# [Set exercise]
Present every line in which the string "into" appears.

# [Data supplied]
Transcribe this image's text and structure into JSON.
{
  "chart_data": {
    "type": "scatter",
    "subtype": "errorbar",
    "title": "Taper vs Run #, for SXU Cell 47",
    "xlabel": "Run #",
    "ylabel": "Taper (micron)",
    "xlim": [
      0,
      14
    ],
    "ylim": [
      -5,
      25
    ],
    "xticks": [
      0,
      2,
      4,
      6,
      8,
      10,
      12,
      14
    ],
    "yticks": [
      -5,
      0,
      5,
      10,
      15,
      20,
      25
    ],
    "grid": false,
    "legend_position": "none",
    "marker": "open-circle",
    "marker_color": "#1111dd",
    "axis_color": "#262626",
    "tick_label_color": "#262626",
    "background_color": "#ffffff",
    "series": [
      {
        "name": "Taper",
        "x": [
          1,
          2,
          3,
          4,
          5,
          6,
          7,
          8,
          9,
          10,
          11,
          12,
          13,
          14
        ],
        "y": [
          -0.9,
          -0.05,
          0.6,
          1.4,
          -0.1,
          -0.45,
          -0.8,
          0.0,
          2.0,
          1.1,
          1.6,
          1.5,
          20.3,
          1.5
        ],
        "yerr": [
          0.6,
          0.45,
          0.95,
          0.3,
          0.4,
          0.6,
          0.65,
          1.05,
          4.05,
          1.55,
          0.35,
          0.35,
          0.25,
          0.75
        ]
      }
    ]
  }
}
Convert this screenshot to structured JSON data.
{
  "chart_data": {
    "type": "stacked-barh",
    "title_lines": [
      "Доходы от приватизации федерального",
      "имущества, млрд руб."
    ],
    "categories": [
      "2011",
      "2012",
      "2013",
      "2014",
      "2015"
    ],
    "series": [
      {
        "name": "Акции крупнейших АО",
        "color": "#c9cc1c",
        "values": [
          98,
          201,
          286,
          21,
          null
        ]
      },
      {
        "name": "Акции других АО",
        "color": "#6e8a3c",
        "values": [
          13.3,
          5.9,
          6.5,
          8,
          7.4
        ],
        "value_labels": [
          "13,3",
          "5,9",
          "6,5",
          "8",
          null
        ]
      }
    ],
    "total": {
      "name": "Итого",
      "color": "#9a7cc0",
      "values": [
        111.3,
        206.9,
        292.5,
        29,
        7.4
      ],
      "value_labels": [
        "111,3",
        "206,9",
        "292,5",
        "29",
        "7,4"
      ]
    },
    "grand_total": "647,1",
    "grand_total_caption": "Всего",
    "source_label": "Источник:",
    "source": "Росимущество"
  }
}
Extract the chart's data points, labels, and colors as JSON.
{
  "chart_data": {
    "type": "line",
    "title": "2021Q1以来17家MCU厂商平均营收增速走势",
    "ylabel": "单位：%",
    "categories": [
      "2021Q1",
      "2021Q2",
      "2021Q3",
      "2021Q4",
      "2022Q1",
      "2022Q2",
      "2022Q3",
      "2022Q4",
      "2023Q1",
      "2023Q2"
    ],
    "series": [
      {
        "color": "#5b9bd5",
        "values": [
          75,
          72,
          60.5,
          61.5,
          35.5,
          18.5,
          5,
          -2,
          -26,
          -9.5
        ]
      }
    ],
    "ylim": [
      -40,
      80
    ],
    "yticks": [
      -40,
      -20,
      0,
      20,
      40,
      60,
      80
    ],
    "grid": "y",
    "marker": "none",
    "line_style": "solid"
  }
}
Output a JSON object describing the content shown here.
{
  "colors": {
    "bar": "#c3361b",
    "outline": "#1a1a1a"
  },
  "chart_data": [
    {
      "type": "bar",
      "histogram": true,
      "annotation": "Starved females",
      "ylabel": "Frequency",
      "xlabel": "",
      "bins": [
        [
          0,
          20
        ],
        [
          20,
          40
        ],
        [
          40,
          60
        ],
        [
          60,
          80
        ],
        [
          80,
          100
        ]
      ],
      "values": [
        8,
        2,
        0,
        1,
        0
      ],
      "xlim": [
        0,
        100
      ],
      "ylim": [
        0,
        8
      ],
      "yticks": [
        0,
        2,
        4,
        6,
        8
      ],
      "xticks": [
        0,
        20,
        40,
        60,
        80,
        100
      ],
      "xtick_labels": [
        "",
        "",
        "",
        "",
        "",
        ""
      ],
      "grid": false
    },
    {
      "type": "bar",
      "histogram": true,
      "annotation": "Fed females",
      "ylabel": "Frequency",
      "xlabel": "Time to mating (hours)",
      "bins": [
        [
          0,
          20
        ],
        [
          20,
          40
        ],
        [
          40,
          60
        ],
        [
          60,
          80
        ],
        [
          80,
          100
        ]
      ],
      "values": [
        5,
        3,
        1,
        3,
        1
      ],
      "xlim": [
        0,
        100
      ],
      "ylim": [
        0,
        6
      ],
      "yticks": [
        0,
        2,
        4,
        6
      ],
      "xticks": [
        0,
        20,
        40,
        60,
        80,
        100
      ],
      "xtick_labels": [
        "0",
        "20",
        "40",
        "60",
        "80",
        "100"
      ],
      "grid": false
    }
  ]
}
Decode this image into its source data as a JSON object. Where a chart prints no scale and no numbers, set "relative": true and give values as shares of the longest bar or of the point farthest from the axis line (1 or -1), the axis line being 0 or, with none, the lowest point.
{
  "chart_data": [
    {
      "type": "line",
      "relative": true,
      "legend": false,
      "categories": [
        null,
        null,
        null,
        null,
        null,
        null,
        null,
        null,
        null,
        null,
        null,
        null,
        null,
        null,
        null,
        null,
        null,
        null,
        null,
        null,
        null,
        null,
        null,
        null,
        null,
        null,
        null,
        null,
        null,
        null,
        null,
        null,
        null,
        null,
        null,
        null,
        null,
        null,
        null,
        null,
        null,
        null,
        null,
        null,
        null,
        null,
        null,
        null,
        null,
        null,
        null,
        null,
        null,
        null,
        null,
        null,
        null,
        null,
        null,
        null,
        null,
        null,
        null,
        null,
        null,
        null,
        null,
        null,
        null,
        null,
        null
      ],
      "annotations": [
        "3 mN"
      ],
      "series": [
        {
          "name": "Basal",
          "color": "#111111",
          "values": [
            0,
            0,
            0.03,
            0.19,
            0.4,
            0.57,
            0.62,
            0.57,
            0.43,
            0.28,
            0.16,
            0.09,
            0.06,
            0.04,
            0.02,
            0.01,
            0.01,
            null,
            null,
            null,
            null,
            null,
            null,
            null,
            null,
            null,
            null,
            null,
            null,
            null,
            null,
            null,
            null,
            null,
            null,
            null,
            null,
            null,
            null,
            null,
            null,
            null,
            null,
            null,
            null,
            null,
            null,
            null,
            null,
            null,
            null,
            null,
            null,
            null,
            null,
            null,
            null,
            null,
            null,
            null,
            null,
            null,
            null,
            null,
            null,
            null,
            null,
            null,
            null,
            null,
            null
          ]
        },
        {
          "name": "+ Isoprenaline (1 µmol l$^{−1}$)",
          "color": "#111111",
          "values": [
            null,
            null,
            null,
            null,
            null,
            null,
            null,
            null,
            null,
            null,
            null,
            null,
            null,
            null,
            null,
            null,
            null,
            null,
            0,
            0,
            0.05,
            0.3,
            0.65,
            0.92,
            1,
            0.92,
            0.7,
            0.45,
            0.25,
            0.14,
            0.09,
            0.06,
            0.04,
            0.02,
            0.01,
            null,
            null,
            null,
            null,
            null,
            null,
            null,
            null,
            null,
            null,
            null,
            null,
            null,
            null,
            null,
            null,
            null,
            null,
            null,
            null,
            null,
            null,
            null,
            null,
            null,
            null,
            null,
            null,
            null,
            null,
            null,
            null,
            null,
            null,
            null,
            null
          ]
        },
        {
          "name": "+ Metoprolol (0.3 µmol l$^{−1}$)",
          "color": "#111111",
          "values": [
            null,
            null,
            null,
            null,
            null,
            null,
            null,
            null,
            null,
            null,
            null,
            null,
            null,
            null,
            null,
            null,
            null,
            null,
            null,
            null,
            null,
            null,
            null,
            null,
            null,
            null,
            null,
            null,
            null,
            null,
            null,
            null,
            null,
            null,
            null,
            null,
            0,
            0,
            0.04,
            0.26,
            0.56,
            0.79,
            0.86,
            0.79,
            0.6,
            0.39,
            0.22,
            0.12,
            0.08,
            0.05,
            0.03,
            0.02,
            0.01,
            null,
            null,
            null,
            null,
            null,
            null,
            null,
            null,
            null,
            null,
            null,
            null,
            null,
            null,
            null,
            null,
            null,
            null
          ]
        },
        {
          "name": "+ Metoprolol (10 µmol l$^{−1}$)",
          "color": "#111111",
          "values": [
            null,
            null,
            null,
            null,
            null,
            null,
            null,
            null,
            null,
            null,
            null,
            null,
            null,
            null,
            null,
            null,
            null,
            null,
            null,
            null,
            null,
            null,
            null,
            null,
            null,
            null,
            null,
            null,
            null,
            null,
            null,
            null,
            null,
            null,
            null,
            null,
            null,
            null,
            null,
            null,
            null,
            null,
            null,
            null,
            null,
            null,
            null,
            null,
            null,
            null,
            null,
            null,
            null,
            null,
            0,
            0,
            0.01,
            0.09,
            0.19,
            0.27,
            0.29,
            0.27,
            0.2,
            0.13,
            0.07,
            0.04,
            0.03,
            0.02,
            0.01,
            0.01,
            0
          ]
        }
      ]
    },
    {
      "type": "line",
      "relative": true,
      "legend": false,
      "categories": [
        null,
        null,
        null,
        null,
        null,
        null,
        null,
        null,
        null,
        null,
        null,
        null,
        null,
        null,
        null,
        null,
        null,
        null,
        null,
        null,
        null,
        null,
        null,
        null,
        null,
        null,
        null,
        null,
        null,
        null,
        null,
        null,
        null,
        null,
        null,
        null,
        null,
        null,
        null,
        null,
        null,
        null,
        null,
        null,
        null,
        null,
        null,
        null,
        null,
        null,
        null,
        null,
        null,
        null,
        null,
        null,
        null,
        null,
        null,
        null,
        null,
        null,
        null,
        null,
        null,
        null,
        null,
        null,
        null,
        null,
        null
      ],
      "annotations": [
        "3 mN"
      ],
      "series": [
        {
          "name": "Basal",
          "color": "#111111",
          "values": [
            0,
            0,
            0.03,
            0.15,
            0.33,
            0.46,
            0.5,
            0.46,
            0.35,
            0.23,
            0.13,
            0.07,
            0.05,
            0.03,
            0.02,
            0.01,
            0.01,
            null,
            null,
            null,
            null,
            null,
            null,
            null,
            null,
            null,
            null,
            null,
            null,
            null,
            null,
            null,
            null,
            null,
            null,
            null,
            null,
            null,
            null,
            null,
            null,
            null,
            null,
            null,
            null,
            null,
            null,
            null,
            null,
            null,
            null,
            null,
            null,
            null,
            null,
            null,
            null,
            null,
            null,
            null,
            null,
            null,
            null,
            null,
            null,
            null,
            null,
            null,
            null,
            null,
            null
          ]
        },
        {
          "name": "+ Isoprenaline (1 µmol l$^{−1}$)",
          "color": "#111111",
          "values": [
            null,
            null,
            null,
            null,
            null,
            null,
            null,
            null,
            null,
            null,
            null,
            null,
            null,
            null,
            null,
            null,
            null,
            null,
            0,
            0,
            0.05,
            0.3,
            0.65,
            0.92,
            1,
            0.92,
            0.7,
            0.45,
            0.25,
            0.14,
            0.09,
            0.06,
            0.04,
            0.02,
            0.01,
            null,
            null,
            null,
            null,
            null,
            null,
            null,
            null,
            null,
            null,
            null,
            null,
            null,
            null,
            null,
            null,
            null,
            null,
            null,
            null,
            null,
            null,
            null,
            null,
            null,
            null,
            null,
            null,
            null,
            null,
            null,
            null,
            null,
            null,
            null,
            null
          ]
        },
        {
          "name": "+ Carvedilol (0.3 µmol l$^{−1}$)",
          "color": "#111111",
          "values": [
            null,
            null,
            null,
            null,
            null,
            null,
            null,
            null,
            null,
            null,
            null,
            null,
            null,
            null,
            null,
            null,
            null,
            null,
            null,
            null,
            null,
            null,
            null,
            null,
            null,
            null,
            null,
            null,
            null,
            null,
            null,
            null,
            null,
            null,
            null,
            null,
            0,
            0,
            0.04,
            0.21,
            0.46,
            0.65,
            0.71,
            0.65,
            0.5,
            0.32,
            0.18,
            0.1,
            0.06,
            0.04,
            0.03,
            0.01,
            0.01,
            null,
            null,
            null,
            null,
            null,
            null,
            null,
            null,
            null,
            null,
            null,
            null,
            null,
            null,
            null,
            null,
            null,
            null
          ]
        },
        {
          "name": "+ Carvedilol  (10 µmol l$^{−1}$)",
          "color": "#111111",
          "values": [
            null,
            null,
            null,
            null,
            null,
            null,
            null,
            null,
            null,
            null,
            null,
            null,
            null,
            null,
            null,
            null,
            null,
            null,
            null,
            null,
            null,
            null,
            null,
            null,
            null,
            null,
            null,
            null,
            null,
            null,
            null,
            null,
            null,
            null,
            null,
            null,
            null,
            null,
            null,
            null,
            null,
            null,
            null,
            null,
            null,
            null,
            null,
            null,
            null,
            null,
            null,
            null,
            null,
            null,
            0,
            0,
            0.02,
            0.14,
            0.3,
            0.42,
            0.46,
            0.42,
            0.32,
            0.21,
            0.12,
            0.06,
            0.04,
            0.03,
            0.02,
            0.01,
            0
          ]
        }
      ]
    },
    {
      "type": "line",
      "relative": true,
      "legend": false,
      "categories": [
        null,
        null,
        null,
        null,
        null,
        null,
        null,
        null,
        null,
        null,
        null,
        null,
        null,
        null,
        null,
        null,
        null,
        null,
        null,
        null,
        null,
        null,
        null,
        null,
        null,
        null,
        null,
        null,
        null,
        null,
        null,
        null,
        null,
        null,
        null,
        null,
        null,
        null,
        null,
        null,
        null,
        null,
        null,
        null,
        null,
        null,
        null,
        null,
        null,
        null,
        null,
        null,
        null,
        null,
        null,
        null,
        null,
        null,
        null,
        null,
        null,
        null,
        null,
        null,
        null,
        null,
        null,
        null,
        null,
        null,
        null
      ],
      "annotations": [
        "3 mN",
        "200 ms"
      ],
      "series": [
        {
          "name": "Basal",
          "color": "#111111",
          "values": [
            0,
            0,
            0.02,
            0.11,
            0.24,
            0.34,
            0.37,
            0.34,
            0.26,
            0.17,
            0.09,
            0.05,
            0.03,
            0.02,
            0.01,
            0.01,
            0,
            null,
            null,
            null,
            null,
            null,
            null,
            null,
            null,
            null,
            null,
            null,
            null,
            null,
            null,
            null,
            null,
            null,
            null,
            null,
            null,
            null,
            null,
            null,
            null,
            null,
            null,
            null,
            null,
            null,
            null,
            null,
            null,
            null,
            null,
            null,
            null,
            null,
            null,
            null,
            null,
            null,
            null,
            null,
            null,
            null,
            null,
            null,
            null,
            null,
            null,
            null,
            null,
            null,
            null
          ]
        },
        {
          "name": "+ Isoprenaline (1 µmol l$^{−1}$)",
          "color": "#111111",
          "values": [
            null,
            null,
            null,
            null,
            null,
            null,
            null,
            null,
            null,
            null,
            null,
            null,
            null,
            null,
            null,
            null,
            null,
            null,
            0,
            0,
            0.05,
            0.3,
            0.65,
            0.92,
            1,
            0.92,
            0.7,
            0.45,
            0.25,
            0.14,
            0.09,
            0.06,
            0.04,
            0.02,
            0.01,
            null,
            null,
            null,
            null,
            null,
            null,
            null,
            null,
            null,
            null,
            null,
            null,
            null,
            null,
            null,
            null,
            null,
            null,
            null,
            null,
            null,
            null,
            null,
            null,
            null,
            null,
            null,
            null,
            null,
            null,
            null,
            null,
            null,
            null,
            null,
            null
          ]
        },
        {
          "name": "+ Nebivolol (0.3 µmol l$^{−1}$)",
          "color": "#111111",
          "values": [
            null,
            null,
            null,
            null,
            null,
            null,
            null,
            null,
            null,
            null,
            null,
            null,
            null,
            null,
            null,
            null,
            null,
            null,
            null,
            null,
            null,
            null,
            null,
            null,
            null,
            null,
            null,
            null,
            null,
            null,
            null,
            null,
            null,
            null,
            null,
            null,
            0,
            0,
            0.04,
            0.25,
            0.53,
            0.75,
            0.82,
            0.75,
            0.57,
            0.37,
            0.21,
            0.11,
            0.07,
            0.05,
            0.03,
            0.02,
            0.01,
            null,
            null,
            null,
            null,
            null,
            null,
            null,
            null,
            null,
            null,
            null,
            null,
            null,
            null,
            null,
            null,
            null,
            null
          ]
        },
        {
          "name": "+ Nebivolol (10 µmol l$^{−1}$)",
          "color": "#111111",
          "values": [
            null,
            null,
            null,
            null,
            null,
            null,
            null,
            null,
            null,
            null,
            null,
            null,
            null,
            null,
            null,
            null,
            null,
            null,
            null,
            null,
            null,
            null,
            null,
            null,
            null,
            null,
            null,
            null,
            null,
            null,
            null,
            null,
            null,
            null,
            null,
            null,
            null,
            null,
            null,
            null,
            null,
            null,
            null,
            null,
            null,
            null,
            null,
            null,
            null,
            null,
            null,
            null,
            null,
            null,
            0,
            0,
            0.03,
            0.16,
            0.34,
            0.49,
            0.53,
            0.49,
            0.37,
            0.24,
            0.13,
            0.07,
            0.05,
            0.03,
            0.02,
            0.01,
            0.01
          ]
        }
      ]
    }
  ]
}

# [Result of the exercise]
Transcribe this image's text and structure into JSON.
Decode this image into its source data as a JSON object. Where a chart prints no scale and no numbers, set "relative": true and give values as shares of the longest bar or of the point farthest from the axis line (1 or -1), the axis line being 0 or, with none, the lowest point.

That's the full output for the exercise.